→ **PROBLEM DESCRIPTION**
Of the lines in the entries below, state how many hold the word "have". Say nothing else.

→ **DATASET ROWS**
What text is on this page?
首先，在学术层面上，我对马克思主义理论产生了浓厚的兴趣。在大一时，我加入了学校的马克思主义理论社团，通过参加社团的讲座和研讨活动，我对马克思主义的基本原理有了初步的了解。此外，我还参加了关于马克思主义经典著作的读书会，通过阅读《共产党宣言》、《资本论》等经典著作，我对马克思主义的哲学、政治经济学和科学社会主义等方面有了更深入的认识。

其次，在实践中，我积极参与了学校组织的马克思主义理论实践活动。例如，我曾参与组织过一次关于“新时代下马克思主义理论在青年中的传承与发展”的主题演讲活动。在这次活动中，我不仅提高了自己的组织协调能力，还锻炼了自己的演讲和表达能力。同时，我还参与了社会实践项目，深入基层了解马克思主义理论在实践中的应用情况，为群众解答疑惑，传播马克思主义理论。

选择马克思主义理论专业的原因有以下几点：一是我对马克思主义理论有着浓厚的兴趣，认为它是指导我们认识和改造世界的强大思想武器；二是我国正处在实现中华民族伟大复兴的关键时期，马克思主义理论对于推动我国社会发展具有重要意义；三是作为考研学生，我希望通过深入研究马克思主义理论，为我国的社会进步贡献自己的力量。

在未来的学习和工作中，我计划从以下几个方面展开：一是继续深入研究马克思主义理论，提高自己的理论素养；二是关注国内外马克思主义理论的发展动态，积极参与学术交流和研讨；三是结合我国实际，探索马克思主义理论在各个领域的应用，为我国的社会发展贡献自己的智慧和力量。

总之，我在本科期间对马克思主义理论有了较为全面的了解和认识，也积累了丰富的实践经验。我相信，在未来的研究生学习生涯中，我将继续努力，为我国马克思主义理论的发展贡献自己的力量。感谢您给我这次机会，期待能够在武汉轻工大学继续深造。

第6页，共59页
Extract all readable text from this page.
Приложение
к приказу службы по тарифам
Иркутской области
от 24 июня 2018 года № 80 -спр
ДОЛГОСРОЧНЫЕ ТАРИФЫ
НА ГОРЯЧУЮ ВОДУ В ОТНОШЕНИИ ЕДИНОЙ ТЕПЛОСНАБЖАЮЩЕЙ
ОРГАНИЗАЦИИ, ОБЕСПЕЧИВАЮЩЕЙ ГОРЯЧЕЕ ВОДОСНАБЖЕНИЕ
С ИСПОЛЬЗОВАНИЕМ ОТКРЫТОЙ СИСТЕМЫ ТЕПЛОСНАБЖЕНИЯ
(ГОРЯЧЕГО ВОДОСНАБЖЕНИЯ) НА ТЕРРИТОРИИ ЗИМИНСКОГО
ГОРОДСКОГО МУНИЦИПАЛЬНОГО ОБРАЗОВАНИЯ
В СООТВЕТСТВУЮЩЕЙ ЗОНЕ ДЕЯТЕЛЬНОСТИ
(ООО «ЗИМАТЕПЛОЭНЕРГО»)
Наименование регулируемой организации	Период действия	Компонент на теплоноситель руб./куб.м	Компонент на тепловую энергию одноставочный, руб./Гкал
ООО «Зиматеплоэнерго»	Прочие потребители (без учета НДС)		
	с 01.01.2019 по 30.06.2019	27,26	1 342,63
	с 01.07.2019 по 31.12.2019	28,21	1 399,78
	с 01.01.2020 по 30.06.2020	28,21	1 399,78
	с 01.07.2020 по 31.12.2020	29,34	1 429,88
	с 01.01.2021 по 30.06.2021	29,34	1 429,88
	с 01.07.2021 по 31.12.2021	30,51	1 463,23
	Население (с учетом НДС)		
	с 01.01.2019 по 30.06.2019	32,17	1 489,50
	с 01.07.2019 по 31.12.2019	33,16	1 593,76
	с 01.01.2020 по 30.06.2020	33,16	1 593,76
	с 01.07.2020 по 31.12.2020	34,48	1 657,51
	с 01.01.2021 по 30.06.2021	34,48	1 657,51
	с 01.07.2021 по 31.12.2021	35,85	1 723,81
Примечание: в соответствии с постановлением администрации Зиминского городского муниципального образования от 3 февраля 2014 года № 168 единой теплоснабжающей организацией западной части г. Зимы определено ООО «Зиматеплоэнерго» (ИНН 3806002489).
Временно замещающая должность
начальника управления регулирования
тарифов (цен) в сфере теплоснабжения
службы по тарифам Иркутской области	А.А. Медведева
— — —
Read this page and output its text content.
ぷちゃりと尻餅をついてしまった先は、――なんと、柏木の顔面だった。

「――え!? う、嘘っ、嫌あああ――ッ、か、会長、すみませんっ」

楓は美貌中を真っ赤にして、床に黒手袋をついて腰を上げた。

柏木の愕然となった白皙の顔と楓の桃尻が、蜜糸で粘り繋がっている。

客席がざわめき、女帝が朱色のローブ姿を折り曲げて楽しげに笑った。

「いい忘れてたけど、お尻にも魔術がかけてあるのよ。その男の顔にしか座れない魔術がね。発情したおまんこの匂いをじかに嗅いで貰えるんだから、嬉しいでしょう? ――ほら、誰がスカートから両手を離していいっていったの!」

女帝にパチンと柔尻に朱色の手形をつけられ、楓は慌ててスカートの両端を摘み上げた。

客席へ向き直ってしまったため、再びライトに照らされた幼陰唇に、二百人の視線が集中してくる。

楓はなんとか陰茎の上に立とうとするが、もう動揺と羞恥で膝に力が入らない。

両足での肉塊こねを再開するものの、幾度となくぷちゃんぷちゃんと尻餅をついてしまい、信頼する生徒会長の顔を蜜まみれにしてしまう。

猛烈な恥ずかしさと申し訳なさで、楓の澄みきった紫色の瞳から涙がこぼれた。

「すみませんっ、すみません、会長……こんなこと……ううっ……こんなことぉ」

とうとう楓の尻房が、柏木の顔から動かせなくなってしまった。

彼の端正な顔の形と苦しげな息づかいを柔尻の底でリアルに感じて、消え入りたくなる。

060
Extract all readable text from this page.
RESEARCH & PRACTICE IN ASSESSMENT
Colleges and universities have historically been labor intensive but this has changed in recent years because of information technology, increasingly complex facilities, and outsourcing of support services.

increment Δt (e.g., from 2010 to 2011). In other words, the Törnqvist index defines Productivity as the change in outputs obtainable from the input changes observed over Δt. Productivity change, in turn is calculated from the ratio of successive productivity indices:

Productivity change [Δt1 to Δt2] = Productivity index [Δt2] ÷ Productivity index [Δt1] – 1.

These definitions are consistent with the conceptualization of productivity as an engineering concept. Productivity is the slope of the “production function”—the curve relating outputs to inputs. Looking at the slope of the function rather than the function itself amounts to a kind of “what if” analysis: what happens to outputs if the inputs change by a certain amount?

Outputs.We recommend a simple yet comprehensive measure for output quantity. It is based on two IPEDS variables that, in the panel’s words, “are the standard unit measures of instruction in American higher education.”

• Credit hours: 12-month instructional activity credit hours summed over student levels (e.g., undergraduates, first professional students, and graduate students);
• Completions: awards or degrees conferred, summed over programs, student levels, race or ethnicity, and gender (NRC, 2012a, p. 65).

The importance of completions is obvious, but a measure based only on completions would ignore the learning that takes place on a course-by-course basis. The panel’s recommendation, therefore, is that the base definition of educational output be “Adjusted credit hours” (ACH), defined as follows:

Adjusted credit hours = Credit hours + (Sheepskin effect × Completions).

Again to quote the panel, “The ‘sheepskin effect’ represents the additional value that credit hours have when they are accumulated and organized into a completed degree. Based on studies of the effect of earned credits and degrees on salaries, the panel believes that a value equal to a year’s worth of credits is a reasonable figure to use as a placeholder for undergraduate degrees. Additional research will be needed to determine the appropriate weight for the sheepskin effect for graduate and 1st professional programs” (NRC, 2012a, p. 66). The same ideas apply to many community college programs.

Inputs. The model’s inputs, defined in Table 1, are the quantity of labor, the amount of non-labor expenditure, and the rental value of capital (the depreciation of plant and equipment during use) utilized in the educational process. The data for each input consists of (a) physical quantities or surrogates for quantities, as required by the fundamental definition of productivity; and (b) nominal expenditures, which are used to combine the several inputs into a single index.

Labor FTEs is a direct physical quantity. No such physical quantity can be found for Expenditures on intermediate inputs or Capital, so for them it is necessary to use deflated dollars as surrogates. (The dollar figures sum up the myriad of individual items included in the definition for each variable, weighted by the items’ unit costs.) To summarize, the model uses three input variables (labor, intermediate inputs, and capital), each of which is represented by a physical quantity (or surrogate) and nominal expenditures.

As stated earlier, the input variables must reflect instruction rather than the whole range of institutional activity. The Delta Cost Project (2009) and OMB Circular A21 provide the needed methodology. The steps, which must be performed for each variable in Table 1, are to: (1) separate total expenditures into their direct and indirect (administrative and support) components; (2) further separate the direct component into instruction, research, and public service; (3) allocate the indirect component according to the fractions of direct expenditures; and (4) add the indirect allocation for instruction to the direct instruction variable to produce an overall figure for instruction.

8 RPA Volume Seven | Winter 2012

→ **COMPLETED TASK**
2